--- BEGIN WORKING DATA ---

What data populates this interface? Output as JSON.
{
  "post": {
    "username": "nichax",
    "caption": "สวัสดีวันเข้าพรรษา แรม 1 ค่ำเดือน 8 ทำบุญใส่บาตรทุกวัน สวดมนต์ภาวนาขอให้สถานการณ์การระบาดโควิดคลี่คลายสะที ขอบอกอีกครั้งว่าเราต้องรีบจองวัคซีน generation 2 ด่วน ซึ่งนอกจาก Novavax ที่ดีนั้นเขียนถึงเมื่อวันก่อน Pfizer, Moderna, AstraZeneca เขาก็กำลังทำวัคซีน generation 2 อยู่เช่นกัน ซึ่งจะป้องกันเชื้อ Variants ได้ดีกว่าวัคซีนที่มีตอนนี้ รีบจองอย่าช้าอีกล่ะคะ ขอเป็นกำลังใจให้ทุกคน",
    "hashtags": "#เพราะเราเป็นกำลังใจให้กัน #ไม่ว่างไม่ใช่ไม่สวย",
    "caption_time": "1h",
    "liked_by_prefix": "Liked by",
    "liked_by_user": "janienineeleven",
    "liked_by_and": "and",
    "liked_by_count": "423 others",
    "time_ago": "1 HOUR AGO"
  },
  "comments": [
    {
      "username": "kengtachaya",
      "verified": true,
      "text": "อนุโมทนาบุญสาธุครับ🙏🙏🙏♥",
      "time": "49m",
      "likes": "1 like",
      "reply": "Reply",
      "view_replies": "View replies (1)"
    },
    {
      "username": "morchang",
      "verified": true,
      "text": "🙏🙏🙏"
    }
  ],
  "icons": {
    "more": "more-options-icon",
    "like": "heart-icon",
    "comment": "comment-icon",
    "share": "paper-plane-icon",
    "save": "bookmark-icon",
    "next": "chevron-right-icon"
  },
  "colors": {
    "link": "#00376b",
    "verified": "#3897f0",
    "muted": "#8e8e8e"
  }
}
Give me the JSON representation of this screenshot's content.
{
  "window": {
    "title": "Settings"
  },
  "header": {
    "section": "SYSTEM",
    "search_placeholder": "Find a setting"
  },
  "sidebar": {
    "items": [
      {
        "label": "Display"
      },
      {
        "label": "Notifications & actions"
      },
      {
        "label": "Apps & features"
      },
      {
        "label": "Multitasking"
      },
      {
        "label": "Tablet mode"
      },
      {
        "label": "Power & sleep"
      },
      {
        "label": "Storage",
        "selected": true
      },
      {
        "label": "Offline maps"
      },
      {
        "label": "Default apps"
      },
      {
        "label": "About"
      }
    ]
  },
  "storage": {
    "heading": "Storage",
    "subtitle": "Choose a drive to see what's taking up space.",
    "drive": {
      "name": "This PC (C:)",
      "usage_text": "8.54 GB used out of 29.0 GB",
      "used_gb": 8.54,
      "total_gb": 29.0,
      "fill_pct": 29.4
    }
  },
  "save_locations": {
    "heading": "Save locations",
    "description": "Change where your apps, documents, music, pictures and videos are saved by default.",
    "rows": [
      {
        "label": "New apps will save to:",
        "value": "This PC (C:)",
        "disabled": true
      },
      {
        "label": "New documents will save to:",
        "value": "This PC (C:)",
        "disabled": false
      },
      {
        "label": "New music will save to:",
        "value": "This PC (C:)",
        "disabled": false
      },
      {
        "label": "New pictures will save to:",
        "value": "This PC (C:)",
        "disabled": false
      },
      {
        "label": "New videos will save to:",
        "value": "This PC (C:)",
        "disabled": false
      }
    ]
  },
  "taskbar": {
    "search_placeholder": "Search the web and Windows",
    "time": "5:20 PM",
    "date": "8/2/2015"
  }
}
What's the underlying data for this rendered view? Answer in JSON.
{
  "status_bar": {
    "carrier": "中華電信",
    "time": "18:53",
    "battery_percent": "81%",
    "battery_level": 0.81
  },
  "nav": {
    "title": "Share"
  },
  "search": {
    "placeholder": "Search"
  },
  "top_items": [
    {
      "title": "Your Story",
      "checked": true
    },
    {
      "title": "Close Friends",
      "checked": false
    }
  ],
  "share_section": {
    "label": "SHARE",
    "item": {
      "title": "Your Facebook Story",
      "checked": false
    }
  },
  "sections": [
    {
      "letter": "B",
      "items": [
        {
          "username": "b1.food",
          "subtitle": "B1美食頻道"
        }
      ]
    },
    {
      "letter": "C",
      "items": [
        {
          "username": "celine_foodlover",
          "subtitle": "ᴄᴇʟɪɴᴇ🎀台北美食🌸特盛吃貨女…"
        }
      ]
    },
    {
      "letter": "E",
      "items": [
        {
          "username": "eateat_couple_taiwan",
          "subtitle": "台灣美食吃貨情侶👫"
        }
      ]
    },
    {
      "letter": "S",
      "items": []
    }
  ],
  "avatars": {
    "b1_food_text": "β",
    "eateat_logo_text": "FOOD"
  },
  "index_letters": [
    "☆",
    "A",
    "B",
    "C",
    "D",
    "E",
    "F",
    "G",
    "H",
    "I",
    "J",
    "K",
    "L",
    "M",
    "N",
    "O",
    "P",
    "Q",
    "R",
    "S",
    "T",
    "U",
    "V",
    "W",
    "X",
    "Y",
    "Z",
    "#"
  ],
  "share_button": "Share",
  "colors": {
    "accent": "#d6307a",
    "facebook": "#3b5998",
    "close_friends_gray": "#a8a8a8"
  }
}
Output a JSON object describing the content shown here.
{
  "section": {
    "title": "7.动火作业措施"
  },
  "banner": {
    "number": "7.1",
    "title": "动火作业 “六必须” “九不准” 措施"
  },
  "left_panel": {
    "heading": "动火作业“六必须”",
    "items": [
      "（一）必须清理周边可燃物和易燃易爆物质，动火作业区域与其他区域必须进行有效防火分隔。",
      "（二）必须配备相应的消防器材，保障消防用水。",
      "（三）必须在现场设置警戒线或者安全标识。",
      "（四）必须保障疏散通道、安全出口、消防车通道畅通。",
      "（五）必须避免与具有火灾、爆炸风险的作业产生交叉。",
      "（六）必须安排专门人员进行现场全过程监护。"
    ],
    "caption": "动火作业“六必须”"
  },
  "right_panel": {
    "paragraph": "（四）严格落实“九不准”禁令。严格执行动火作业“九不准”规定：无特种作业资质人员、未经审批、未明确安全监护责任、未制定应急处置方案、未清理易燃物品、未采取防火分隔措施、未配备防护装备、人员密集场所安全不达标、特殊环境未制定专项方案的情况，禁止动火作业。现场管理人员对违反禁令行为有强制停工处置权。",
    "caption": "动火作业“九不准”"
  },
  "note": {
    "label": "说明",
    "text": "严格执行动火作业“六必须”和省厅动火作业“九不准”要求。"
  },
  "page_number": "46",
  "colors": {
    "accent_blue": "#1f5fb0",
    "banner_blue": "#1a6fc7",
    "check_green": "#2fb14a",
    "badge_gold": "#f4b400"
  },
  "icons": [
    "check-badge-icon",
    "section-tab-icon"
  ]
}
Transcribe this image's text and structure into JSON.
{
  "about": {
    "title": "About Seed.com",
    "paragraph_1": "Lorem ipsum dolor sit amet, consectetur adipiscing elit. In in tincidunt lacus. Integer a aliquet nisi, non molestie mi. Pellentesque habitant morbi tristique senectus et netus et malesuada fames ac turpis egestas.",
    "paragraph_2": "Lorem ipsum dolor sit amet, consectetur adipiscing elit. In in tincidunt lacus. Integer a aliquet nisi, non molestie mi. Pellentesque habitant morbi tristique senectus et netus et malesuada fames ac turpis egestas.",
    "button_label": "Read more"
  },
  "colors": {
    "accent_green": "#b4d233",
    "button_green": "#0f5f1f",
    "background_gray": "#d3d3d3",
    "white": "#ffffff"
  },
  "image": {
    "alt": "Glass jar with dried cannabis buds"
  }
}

--- END WORKING DATA ---

## TASK INSTRUCTIONS
Copy each line of the records containing the string "morbi".

## SOLUTION TO THE EXERCISE
    "paragraph_1": "Lorem ipsum dolor sit amet, consectetur adipiscing elit. In in tincidunt lacus. Integer a aliquet nisi, non molestie mi. Pellentesque habitant morbi tristique senectus et netus et malesuada fames ac turpis egestas.",
    "paragraph_2": "Lorem ipsum dolor sit amet, consectetur adipiscing elit. In in tincidunt lacus. Integer a aliquet nisi, non molestie mi. Pellentesque habitant morbi tristique senectus et netus et malesuada fames ac turpis egestas.",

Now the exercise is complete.